- **Records provided**

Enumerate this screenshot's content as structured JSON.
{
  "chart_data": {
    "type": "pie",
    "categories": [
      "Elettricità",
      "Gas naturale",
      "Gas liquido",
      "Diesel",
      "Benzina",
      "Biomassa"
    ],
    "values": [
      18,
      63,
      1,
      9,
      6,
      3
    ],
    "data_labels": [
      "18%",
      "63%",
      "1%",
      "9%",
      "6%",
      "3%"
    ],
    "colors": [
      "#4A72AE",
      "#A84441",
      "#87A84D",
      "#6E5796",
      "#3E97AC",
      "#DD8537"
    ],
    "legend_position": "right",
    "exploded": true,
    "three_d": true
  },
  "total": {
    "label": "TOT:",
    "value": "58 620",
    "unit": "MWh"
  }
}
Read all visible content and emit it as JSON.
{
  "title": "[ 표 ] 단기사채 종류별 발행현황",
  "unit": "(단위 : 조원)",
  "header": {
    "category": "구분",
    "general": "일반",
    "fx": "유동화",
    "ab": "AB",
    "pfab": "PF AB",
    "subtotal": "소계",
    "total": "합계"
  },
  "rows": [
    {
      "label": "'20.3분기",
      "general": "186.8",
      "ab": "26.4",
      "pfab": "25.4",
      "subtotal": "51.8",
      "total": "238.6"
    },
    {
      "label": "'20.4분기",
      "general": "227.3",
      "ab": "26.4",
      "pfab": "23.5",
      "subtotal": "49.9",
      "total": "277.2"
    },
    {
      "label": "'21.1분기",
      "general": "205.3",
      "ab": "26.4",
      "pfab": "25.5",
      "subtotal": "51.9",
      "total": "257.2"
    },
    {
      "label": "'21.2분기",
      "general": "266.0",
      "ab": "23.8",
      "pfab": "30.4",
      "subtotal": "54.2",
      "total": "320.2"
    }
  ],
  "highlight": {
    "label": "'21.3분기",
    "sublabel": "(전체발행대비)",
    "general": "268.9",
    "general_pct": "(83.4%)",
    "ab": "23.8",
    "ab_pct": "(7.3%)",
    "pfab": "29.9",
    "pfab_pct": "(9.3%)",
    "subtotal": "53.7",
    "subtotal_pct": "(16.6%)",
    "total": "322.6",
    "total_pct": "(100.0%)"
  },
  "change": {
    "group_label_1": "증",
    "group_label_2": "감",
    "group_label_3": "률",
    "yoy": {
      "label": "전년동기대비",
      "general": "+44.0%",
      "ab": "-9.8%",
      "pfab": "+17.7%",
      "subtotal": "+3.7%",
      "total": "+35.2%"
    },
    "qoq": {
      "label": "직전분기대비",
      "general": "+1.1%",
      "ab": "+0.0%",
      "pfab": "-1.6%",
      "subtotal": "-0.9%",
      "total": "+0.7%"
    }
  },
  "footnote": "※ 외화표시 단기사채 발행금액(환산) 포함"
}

- **Your objective**
From the listing above, reproduce all the lines exactly.

- **Result below**
Enumerate this screenshot's content as structured JSON.
{
  "chart_data": {
    "type": "pie",
    "categories": [
      "Elettricità",
      "Gas naturale",
      "Gas liquido",
      "Diesel",
      "Benzina",
      "Biomassa"
    ],
    "values": [
      18,
      63,
      1,
      9,
      6,
      3
    ],
    "data_labels": [
      "18%",
      "63%",
      "1%",
      "9%",
      "6%",
      "3%"
    ],
    "colors": [
      "#4A72AE",
      "#A84441",
      "#87A84D",
      "#6E5796",
      "#3E97AC",
      "#DD8537"
    ],
    "legend_position": "right",
    "exploded": true,
    "three_d": true
  },
  "total": {
    "label": "TOT:",
    "value": "58 620",
    "unit": "MWh"
  }
}
Read all visible content and emit it as JSON.
{
  "title": "[ 표 ] 단기사채 종류별 발행현황",
  "unit": "(단위 : 조원)",
  "header": {
    "category": "구분",
    "general": "일반",
    "fx": "유동화",
    "ab": "AB",
    "pfab": "PF AB",
    "subtotal": "소계",
    "total": "합계"
  },
  "rows": [
    {
      "label": "'20.3분기",
      "general": "186.8",
      "ab": "26.4",
      "pfab": "25.4",
      "subtotal": "51.8",
      "total": "238.6"
    },
    {
      "label": "'20.4분기",
      "general": "227.3",
      "ab": "26.4",
      "pfab": "23.5",
      "subtotal": "49.9",
      "total": "277.2"
    },
    {
      "label": "'21.1분기",
      "general": "205.3",
      "ab": "26.4",
      "pfab": "25.5",
      "subtotal": "51.9",
      "total": "257.2"
    },
    {
      "label": "'21.2분기",
      "general": "266.0",
      "ab": "23.8",
      "pfab": "30.4",
      "subtotal": "54.2",
      "total": "320.2"
    }
  ],
  "highlight": {
    "label": "'21.3분기",
    "sublabel": "(전체발행대비)",
    "general": "268.9",
    "general_pct": "(83.4%)",
    "ab": "23.8",
    "ab_pct": "(7.3%)",
    "pfab": "29.9",
    "pfab_pct": "(9.3%)",
    "subtotal": "53.7",
    "subtotal_pct": "(16.6%)",
    "total": "322.6",
    "total_pct": "(100.0%)"
  },
  "change": {
    "group_label_1": "증",
    "group_label_2": "감",
    "group_label_3": "률",
    "yoy": {
      "label": "전년동기대비",
      "general": "+44.0%",
      "ab": "-9.8%",
      "pfab": "+17.7%",
      "subtotal": "+3.7%",
      "total": "+35.2%"
    },
    "qoq": {
      "label": "직전분기대비",
      "general": "+1.1%",
      "ab": "+0.0%",
      "pfab": "-1.6%",
      "subtotal": "-0.9%",
      "total": "+0.7%"
    }
  },
  "footnote": "※ 외화표시 단기사채 발행금액(환산) 포함"
}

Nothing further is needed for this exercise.